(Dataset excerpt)
◇ ◇ ◇ ◇ ◇ ◇ ◇

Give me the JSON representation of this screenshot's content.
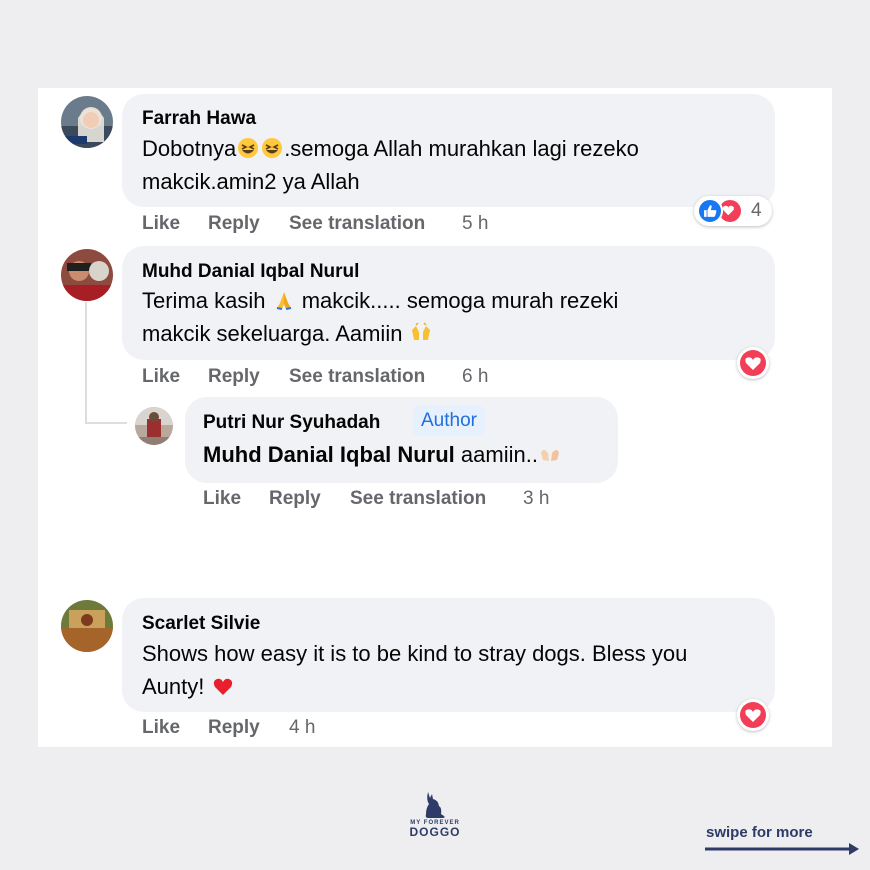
{
  "comments": [
    {
      "name": "Farrah Hawa",
      "text_line1_a": "Dobotnya",
      "text_line1_b": ".semoga Allah murahkan lagi rezeko",
      "text_line2": "makcik.amin2 ya Allah",
      "emoji": [
        "grinning-squint-emoji",
        "grinning-squint-emoji"
      ],
      "actions": {
        "like": "Like",
        "reply": "Reply",
        "translate": "See translation",
        "time": "5 h"
      },
      "reaction_count": "4",
      "reactions": [
        "like",
        "love"
      ]
    },
    {
      "name": "Muhd Danial Iqbal Nurul",
      "text_line1_a": "Terima kasih",
      "text_line1_b": "makcik..... semoga murah rezeki",
      "text_line2": "makcik sekeluarga. Aamiin",
      "emoji": [
        "folded-hands-emoji",
        "raising-hands-emoji"
      ],
      "actions": {
        "like": "Like",
        "reply": "Reply",
        "translate": "See translation",
        "time": "6 h"
      },
      "reactions": [
        "love"
      ]
    },
    {
      "name": "Putri Nur Syuhadah",
      "badge": "Author",
      "mention": "Muhd Danial Iqbal Nurul",
      "text": "aamiin..",
      "emoji": [
        "open-hands-emoji"
      ],
      "actions": {
        "like": "Like",
        "reply": "Reply",
        "translate": "See translation",
        "time": "3 h"
      }
    },
    {
      "name": "Scarlet Silvie",
      "text_line1": "Shows how easy it is to be kind to stray dogs. Bless you",
      "text_line2": "Aunty!",
      "emoji": [
        "red-heart-emoji"
      ],
      "actions": {
        "like": "Like",
        "reply": "Reply",
        "time": "4 h"
      },
      "reactions": [
        "love"
      ]
    }
  ],
  "footer": {
    "logo_small": "MY FOREVER",
    "logo_big": "DOGGO",
    "swipe": "swipe for more"
  },
  "colors": {
    "background": "#eeeef0",
    "bubble": "#f0f2f5",
    "action_gray": "#65676b",
    "like_blue": "#1877f2",
    "love_red": "#f33e58",
    "brand_navy": "#2d3b66",
    "author_badge_bg": "#e7f0fd",
    "author_badge_text": "#216fdb"
  }
}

◇ ◇ ◇ ◇ ◇ ◇ ◇

> [THE REQUEST] Every record above should be transcribed exactly; the pictures stay out of the copy.

> [ANSWER IN FULL]
Give me the JSON representation of this screenshot's content.
{
  "comments": [
    {
      "name": "Farrah Hawa",
      "text_line1_a": "Dobotnya",
      "text_line1_b": ".semoga Allah murahkan lagi rezeko",
      "text_line2": "makcik.amin2 ya Allah",
      "emoji": [
        "grinning-squint-emoji",
        "grinning-squint-emoji"
      ],
      "actions": {
        "like": "Like",
        "reply": "Reply",
        "translate": "See translation",
        "time": "5 h"
      },
      "reaction_count": "4",
      "reactions": [
        "like",
        "love"
      ]
    },
    {
      "name": "Muhd Danial Iqbal Nurul",
      "text_line1_a": "Terima kasih",
      "text_line1_b": "makcik..... semoga murah rezeki",
      "text_line2": "makcik sekeluarga. Aamiin",
      "emoji": [
        "folded-hands-emoji",
        "raising-hands-emoji"
      ],
      "actions": {
        "like": "Like",
        "reply": "Reply",
        "translate": "See translation",
        "time": "6 h"
      },
      "reactions": [
        "love"
      ]
    },
    {
      "name": "Putri Nur Syuhadah",
      "badge": "Author",
      "mention": "Muhd Danial Iqbal Nurul",
      "text": "aamiin..",
      "emoji": [
        "open-hands-emoji"
      ],
      "actions": {
        "like": "Like",
        "reply": "Reply",
        "translate": "See translation",
        "time": "3 h"
      }
    },
    {
      "name": "Scarlet Silvie",
      "text_line1": "Shows how easy it is to be kind to stray dogs. Bless you",
      "text_line2": "Aunty!",
      "emoji": [
        "red-heart-emoji"
      ],
      "actions": {
        "like": "Like",
        "reply": "Reply",
        "time": "4 h"
      },
      "reactions": [
        "love"
      ]
    }
  ],
  "footer": {
    "logo_small": "MY FOREVER",
    "logo_big": "DOGGO",
    "swipe": "swipe for more"
  },
  "colors": {
    "background": "#eeeef0",
    "bubble": "#f0f2f5",
    "action_gray": "#65676b",
    "like_blue": "#1877f2",
    "love_red": "#f33e58",
    "brand_navy": "#2d3b66",
    "author_badge_bg": "#e7f0fd",
    "author_badge_text": "#216fdb"
  }
}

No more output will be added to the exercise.